**THE TASK**
Write out the whole listing again, exactly as given.

* * * *

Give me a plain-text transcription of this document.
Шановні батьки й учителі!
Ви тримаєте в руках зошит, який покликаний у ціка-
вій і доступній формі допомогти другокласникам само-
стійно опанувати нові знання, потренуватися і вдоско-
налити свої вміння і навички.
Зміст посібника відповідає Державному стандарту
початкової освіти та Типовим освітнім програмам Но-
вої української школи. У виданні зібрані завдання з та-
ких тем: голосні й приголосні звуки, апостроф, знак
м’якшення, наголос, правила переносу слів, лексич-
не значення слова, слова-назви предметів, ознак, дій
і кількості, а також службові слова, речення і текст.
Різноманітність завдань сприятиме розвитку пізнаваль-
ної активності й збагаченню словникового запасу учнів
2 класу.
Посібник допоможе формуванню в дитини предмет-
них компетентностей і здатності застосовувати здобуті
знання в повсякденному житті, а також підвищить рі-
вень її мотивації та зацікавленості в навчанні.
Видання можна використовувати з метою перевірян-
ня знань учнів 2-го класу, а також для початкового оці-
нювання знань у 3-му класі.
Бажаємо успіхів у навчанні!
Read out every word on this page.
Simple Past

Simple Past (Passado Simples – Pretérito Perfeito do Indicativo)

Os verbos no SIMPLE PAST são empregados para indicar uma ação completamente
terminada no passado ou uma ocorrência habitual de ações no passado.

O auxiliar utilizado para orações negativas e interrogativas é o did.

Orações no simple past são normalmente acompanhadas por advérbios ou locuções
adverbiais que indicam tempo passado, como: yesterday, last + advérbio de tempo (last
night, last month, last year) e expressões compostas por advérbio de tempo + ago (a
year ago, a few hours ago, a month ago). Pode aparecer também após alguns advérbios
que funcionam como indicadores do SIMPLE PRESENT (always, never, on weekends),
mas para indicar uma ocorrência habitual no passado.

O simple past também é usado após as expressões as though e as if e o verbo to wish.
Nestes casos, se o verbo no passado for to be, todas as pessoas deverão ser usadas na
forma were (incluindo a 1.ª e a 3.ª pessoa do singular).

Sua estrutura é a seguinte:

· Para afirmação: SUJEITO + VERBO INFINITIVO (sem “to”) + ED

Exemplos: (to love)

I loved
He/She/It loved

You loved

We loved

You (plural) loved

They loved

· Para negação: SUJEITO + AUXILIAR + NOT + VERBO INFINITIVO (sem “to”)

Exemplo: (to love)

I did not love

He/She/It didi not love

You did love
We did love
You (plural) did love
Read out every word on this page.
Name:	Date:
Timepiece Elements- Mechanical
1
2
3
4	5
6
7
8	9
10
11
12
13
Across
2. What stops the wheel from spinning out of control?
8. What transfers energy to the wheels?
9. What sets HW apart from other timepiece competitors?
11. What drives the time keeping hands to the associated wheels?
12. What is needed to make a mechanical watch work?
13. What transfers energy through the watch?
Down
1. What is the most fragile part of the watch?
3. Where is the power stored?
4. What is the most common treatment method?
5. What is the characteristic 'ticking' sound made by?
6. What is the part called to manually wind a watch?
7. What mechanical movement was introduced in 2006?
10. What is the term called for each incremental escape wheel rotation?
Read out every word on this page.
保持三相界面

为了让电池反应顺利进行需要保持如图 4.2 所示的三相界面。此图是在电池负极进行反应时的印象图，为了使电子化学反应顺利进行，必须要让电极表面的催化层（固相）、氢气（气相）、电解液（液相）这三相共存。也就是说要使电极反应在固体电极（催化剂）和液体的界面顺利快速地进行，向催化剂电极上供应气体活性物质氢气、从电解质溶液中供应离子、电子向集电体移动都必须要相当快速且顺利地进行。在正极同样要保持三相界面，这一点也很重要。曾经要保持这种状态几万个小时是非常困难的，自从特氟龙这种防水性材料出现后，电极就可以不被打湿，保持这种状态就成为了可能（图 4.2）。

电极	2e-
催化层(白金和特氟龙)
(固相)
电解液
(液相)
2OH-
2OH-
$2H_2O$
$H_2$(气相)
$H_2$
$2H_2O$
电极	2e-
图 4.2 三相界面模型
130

* * * *

**RESULT OF THIS TASK**
Give me a plain-text transcription of this document.
Шановні батьки й учителі!
Ви тримаєте в руках зошит, який покликаний у ціка-
вій і доступній формі допомогти другокласникам само-
стійно опанувати нові знання, потренуватися і вдоско-
налити свої вміння і навички.
Зміст посібника відповідає Державному стандарту
початкової освіти та Типовим освітнім програмам Но-
вої української школи. У виданні зібрані завдання з та-
ких тем: голосні й приголосні звуки, апостроф, знак
м’якшення, наголос, правила переносу слів, лексич-
не значення слова, слова-назви предметів, ознак, дій
і кількості, а також службові слова, речення і текст.
Різноманітність завдань сприятиме розвитку пізнаваль-
ної активності й збагаченню словникового запасу учнів
2 класу.
Посібник допоможе формуванню в дитини предмет-
них компетентностей і здатності застосовувати здобуті
знання в повсякденному житті, а також підвищить рі-
вень її мотивації та зацікавленості в навчанні.
Видання можна використовувати з метою перевірян-
ня знань учнів 2-го класу, а також для початкового оці-
нювання знань у 3-му класі.
Бажаємо успіхів у навчанні!
Read out every word on this page.
Simple Past

Simple Past (Passado Simples – Pretérito Perfeito do Indicativo)

Os verbos no SIMPLE PAST são empregados para indicar uma ação completamente
terminada no passado ou uma ocorrência habitual de ações no passado.

O auxiliar utilizado para orações negativas e interrogativas é o did.

Orações no simple past são normalmente acompanhadas por advérbios ou locuções
adverbiais que indicam tempo passado, como: yesterday, last + advérbio de tempo (last
night, last month, last year) e expressões compostas por advérbio de tempo + ago (a
year ago, a few hours ago, a month ago). Pode aparecer também após alguns advérbios
que funcionam como indicadores do SIMPLE PRESENT (always, never, on weekends),
mas para indicar uma ocorrência habitual no passado.

O simple past também é usado após as expressões as though e as if e o verbo to wish.
Nestes casos, se o verbo no passado for to be, todas as pessoas deverão ser usadas na
forma were (incluindo a 1.ª e a 3.ª pessoa do singular).

Sua estrutura é a seguinte:

· Para afirmação: SUJEITO + VERBO INFINITIVO (sem “to”) + ED

Exemplos: (to love)

I loved
He/She/It loved

You loved

We loved

You (plural) loved

They loved

· Para negação: SUJEITO + AUXILIAR + NOT + VERBO INFINITIVO (sem “to”)

Exemplo: (to love)

I did not love

He/She/It didi not love

You did love
We did love
You (plural) did love
Read out every word on this page.
Name:	Date:
Timepiece Elements- Mechanical
1
2
3
4	5
6
7
8	9
10
11
12
13
Across
2. What stops the wheel from spinning out of control?
8. What transfers energy to the wheels?
9. What sets HW apart from other timepiece competitors?
11. What drives the time keeping hands to the associated wheels?
12. What is needed to make a mechanical watch work?
13. What transfers energy through the watch?
Down
1. What is the most fragile part of the watch?
3. Where is the power stored?
4. What is the most common treatment method?
5. What is the characteristic 'ticking' sound made by?
6. What is the part called to manually wind a watch?
7. What mechanical movement was introduced in 2006?
10. What is the term called for each incremental escape wheel rotation?
Read out every word on this page.
保持三相界面

为了让电池反应顺利进行需要保持如图 4.2 所示的三相界面。此图是在电池负极进行反应时的印象图，为了使电子化学反应顺利进行，必须要让电极表面的催化层（固相）、氢气（气相）、电解液（液相）这三相共存。也就是说要使电极反应在固体电极（催化剂）和液体的界面顺利快速地进行，向催化剂电极上供应气体活性物质氢气、从电解质溶液中供应离子、电子向集电体移动都必须要相当快速且顺利地进行。在正极同样要保持三相界面，这一点也很重要。曾经要保持这种状态几万个小时是非常困难的，自从特氟龙这种防水性材料出现后，电极就可以不被打湿，保持这种状态就成为了可能（图 4.2）。

电极	2e-
催化层(白金和特氟龙)
(固相)
电解液
(液相)
2OH-
2OH-
$2H_2O$
$H_2$(气相)
$H_2$
$2H_2O$
电极	2e-
图 4.2 三相界面模型
130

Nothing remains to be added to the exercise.